** Start of ENTRIES SHOWN **

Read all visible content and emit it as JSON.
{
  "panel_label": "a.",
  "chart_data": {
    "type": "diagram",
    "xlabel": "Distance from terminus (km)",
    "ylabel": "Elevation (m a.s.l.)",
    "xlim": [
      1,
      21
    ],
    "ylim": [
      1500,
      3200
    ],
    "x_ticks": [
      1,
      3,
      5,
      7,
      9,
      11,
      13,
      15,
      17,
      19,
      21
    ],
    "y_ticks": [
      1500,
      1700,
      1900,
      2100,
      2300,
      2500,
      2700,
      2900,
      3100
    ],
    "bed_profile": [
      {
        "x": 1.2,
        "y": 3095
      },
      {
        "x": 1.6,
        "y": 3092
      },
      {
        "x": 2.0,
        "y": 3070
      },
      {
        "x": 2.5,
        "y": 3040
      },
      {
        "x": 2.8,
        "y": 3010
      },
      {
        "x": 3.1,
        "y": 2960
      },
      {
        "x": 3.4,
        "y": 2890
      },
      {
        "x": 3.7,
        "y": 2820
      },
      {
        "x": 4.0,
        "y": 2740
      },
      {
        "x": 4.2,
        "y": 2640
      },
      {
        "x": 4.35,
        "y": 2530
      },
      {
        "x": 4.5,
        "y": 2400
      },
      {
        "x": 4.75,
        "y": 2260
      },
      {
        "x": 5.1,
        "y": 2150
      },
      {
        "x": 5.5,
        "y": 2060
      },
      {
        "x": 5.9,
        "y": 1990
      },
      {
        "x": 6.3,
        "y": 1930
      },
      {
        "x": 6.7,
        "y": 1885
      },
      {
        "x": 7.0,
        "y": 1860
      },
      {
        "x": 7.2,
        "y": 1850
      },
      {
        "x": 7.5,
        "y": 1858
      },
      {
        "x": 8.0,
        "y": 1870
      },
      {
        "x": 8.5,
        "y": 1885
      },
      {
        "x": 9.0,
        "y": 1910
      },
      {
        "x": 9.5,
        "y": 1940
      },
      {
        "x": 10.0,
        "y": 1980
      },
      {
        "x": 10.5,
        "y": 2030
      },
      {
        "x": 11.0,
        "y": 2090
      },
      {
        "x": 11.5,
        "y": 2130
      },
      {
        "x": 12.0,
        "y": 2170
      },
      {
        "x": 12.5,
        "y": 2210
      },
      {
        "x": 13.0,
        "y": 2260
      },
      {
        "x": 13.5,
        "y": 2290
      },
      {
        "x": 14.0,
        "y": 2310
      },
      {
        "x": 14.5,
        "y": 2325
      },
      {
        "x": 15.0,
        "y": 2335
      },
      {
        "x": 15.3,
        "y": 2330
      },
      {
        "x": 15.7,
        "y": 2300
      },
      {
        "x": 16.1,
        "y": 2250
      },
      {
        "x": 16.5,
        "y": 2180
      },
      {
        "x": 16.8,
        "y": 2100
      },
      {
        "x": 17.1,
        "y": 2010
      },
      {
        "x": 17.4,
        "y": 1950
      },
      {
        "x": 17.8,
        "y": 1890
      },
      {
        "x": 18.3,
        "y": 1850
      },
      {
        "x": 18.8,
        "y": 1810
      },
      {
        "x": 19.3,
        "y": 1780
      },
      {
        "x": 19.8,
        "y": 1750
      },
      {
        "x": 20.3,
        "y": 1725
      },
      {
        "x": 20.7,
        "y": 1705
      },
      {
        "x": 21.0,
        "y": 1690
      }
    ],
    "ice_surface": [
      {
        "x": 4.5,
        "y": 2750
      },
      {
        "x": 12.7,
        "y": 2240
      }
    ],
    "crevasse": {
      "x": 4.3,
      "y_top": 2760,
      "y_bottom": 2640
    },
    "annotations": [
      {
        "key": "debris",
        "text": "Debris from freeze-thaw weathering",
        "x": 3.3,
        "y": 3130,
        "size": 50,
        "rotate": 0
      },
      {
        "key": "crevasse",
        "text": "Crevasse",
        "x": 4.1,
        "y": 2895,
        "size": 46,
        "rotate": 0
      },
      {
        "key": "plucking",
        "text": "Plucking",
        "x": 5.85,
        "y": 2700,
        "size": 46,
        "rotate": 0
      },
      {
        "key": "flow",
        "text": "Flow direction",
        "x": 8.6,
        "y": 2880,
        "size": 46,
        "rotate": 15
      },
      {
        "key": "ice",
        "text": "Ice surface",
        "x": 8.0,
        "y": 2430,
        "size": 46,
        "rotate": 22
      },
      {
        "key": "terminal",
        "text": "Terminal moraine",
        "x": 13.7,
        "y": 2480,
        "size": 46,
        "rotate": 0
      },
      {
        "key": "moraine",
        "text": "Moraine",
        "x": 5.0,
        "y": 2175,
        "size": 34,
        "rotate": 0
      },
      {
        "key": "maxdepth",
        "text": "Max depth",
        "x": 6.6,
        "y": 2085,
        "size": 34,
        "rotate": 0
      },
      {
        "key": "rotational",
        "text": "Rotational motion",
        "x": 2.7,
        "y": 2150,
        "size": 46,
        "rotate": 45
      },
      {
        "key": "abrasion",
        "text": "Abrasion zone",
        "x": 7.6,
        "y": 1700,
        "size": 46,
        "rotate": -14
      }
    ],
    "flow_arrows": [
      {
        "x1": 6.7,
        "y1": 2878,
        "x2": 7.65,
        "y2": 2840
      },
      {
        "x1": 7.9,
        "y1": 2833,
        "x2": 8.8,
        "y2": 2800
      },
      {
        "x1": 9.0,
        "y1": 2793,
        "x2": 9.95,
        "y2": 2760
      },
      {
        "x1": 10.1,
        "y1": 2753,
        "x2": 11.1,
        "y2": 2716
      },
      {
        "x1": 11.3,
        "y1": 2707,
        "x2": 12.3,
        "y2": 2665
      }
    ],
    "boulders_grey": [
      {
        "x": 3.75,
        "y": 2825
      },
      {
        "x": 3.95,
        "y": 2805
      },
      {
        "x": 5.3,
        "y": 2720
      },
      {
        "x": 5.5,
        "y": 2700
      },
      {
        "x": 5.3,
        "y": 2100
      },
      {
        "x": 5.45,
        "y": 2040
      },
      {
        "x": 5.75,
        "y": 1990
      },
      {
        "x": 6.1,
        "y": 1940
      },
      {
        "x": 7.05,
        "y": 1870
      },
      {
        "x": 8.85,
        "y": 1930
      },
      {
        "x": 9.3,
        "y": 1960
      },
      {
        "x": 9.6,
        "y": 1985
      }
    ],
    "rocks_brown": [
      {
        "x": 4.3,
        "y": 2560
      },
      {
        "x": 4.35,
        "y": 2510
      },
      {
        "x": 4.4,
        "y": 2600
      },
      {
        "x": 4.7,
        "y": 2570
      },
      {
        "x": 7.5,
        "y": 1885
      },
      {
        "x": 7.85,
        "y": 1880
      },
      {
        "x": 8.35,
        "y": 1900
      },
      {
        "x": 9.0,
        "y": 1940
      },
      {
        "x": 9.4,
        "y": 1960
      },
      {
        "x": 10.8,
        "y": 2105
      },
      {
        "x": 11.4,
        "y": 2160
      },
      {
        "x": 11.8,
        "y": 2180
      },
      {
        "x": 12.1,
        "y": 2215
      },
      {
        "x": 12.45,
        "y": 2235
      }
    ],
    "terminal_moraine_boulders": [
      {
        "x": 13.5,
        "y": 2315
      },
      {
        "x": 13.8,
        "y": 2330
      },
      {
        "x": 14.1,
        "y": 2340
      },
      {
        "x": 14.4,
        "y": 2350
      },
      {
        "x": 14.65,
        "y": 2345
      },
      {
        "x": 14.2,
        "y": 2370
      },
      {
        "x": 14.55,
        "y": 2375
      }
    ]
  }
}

** End of ENTRIES SHOWN **

### INSTRUCTIONS TO FOLLOW
Return only the count of lines in the records that hold the word "text".

### SOLUTION TO THIS PROBLEM
10